| What you have to do |
Below is a listing; write it out exactly and drop any images from it.
------------
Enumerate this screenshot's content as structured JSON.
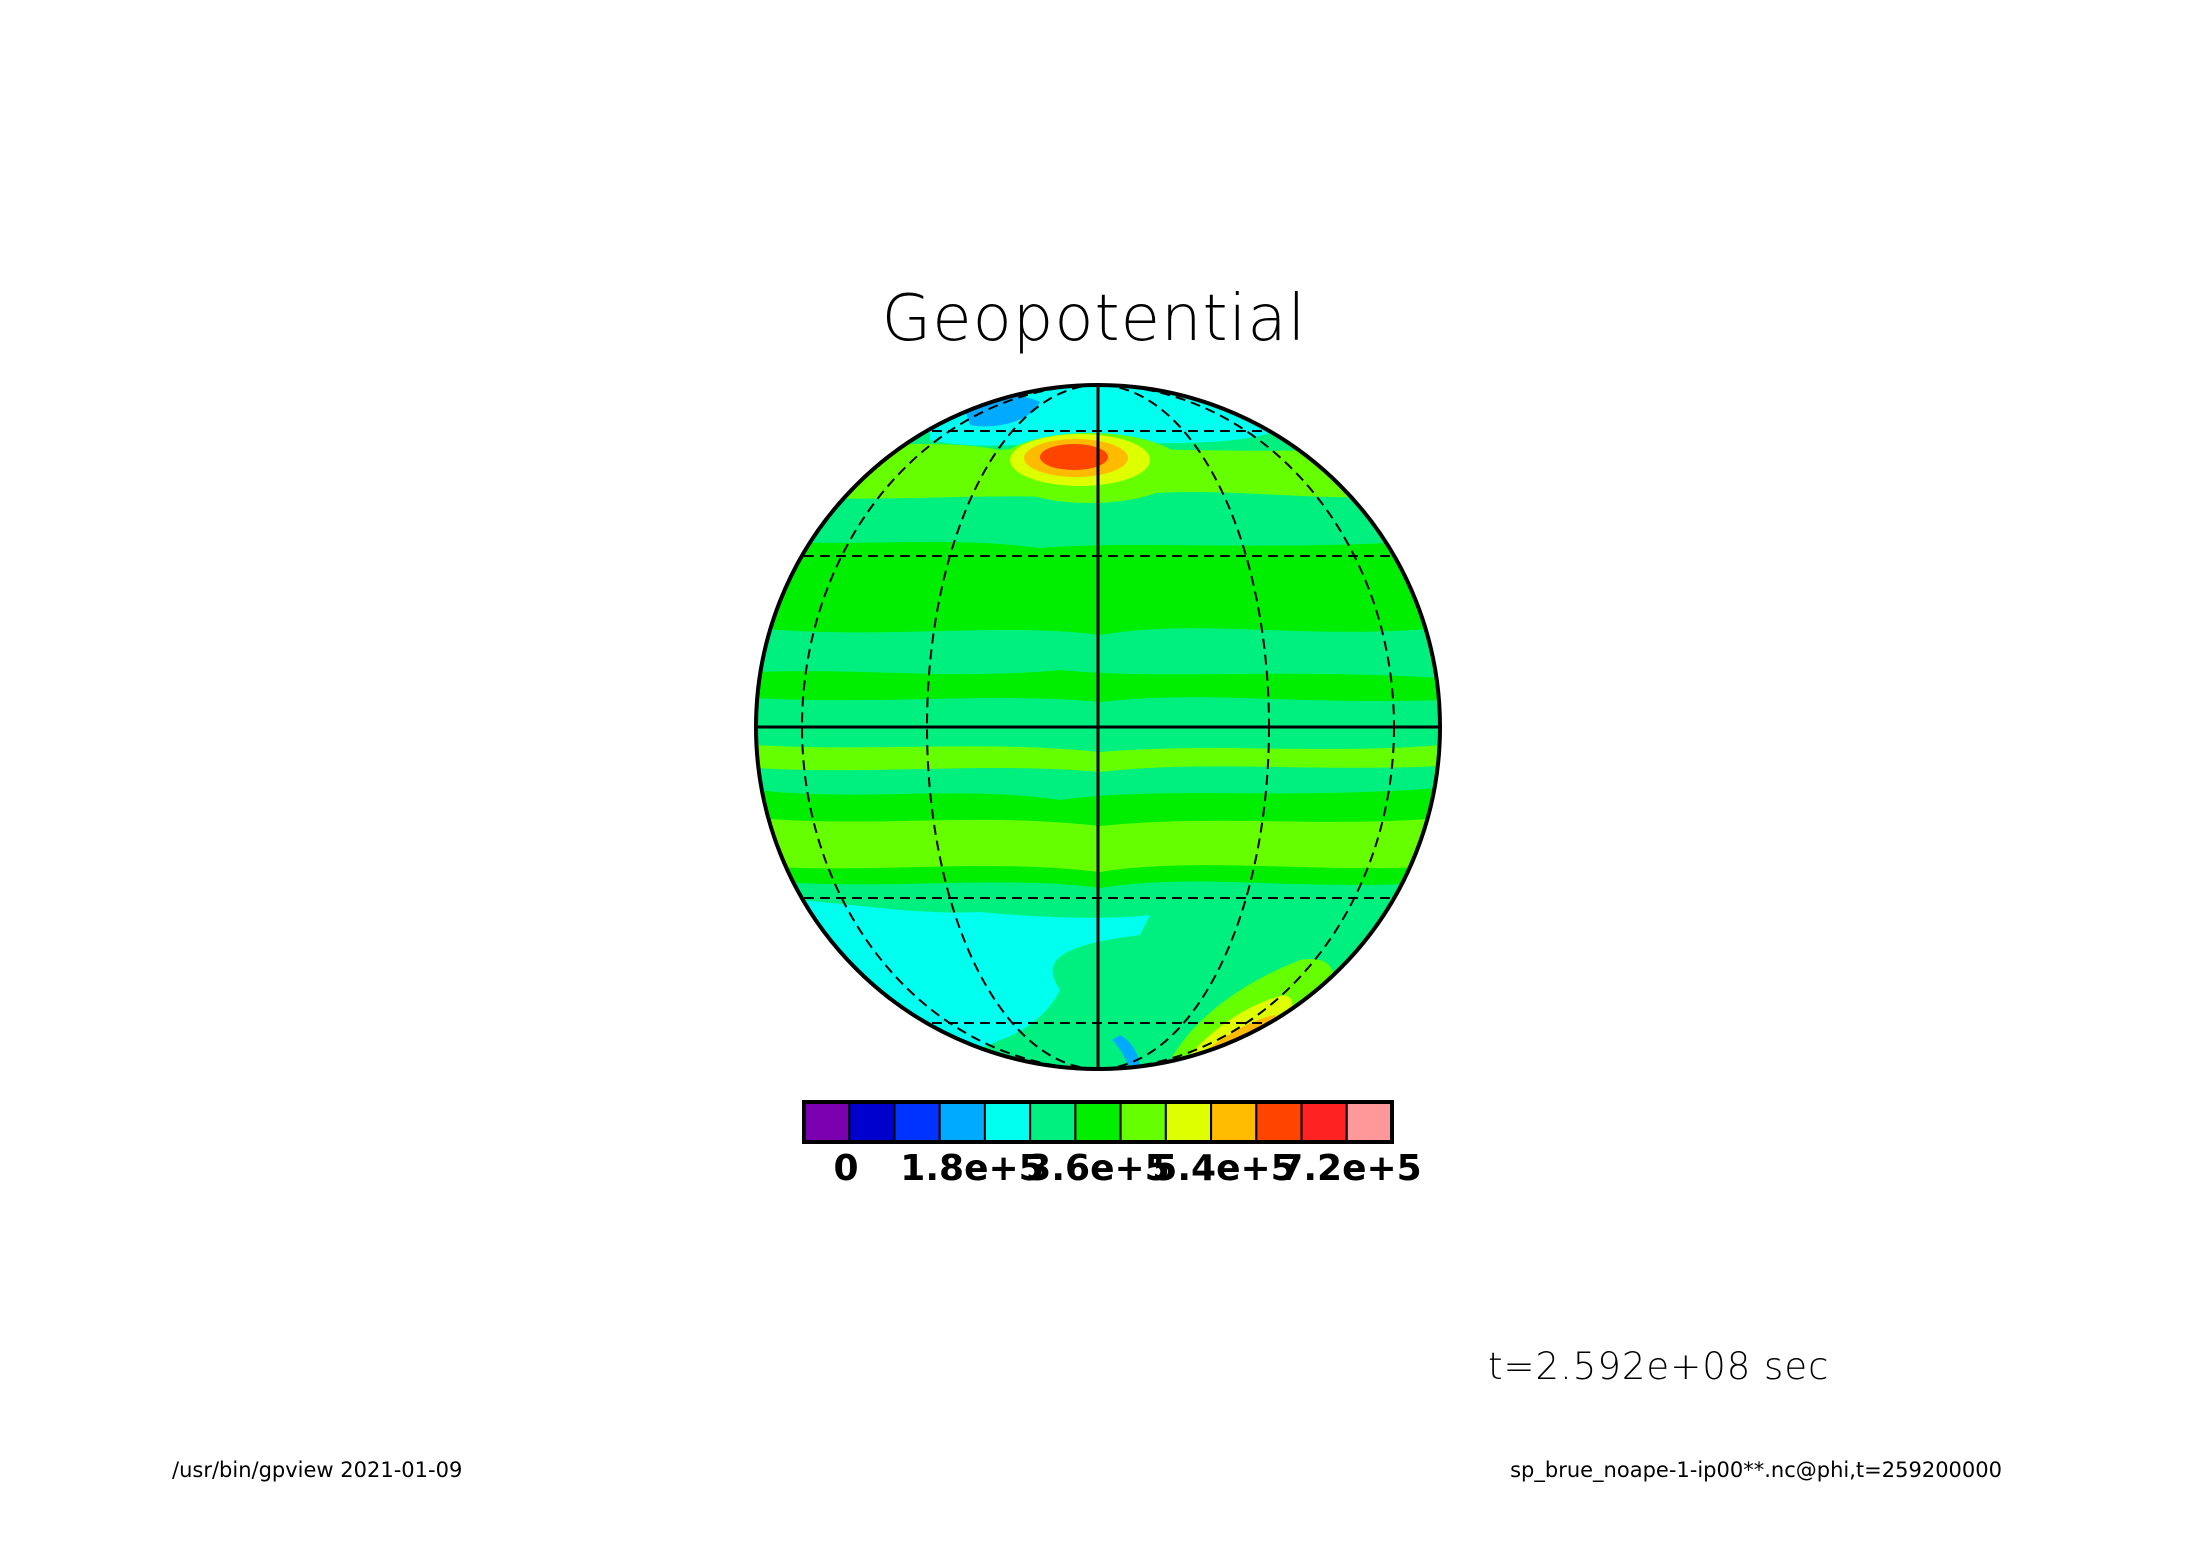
{
  "title": "Geopotential",
  "time_label": "t=2.592e+08 sec",
  "footer": {
    "left": "/usr/bin/gpview   2021-01-09",
    "right": "sp_brue_noape-1-ip00**.nc@phi,t=259200000"
  },
  "colorbar": {
    "colors": [
      "#7a00b0",
      "#0000cc",
      "#0033ff",
      "#00aaff",
      "#00ffee",
      "#00f080",
      "#00ee00",
      "#66ff00",
      "#ddff00",
      "#ffbb00",
      "#ff4400",
      "#ff2222",
      "#ff9999"
    ],
    "tick_labels": [
      "0",
      "1.8e+5",
      "3.6e+5",
      "5.4e+5",
      "7.2e+5"
    ],
    "tick_values": [
      0,
      180000,
      360000,
      540000,
      720000
    ],
    "levels": [
      -60000,
      0,
      60000,
      120000,
      180000,
      240000,
      300000,
      360000,
      420000,
      480000,
      540000,
      600000,
      660000,
      720000
    ]
  },
  "map": {
    "projection": "orthographic",
    "background_color": "#00f080",
    "grid_style": "dashed",
    "regions": [
      {
        "name": "band-light-green-1",
        "color": "#66ff00"
      },
      {
        "name": "band-bright-green-1",
        "color": "#00ee00"
      },
      {
        "name": "band-bright-green-2",
        "color": "#00ee00"
      },
      {
        "name": "band-light-green-2",
        "color": "#66ff00"
      },
      {
        "name": "band-bright-green-3",
        "color": "#00ee00"
      },
      {
        "name": "band-light-green-3",
        "color": "#66ff00"
      },
      {
        "name": "south-cyan-region",
        "color": "#00ffee"
      },
      {
        "name": "north-cyan-cap",
        "color": "#00ffee"
      },
      {
        "name": "north-blue-patch",
        "color": "#00aaff"
      },
      {
        "name": "north-high-1",
        "color": "#66ff00"
      },
      {
        "name": "north-high-2",
        "color": "#ddff00"
      },
      {
        "name": "north-high-3",
        "color": "#ffbb00"
      },
      {
        "name": "north-high-4",
        "color": "#ff4400"
      },
      {
        "name": "south-east-high-1",
        "color": "#66ff00"
      },
      {
        "name": "south-east-high-2",
        "color": "#ddff00"
      },
      {
        "name": "south-east-high-3",
        "color": "#ffbb00"
      },
      {
        "name": "south-east-high-4",
        "color": "#ff4400"
      },
      {
        "name": "south-blue-streak",
        "color": "#00aaff"
      }
    ]
  }
}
------------
| Reply |
Enumerate this screenshot's content as structured JSON.
{
  "title": "Geopotential",
  "time_label": "t=2.592e+08 sec",
  "footer": {
    "left": "/usr/bin/gpview   2021-01-09",
    "right": "sp_brue_noape-1-ip00**.nc@phi,t=259200000"
  },
  "colorbar": {
    "colors": [
      "#7a00b0",
      "#0000cc",
      "#0033ff",
      "#00aaff",
      "#00ffee",
      "#00f080",
      "#00ee00",
      "#66ff00",
      "#ddff00",
      "#ffbb00",
      "#ff4400",
      "#ff2222",
      "#ff9999"
    ],
    "tick_labels": [
      "0",
      "1.8e+5",
      "3.6e+5",
      "5.4e+5",
      "7.2e+5"
    ],
    "tick_values": [
      0,
      180000,
      360000,
      540000,
      720000
    ],
    "levels": [
      -60000,
      0,
      60000,
      120000,
      180000,
      240000,
      300000,
      360000,
      420000,
      480000,
      540000,
      600000,
      660000,
      720000
    ]
  },
  "map": {
    "projection": "orthographic",
    "background_color": "#00f080",
    "grid_style": "dashed",
    "regions": [
      {
        "name": "band-light-green-1",
        "color": "#66ff00"
      },
      {
        "name": "band-bright-green-1",
        "color": "#00ee00"
      },
      {
        "name": "band-bright-green-2",
        "color": "#00ee00"
      },
      {
        "name": "band-light-green-2",
        "color": "#66ff00"
      },
      {
        "name": "band-bright-green-3",
        "color": "#00ee00"
      },
      {
        "name": "band-light-green-3",
        "color": "#66ff00"
      },
      {
        "name": "south-cyan-region",
        "color": "#00ffee"
      },
      {
        "name": "north-cyan-cap",
        "color": "#00ffee"
      },
      {
        "name": "north-blue-patch",
        "color": "#00aaff"
      },
      {
        "name": "north-high-1",
        "color": "#66ff00"
      },
      {
        "name": "north-high-2",
        "color": "#ddff00"
      },
      {
        "name": "north-high-3",
        "color": "#ffbb00"
      },
      {
        "name": "north-high-4",
        "color": "#ff4400"
      },
      {
        "name": "south-east-high-1",
        "color": "#66ff00"
      },
      {
        "name": "south-east-high-2",
        "color": "#ddff00"
      },
      {
        "name": "south-east-high-3",
        "color": "#ffbb00"
      },
      {
        "name": "south-east-high-4",
        "color": "#ff4400"
      },
      {
        "name": "south-blue-streak",
        "color": "#00aaff"
      }
    ]
  }
}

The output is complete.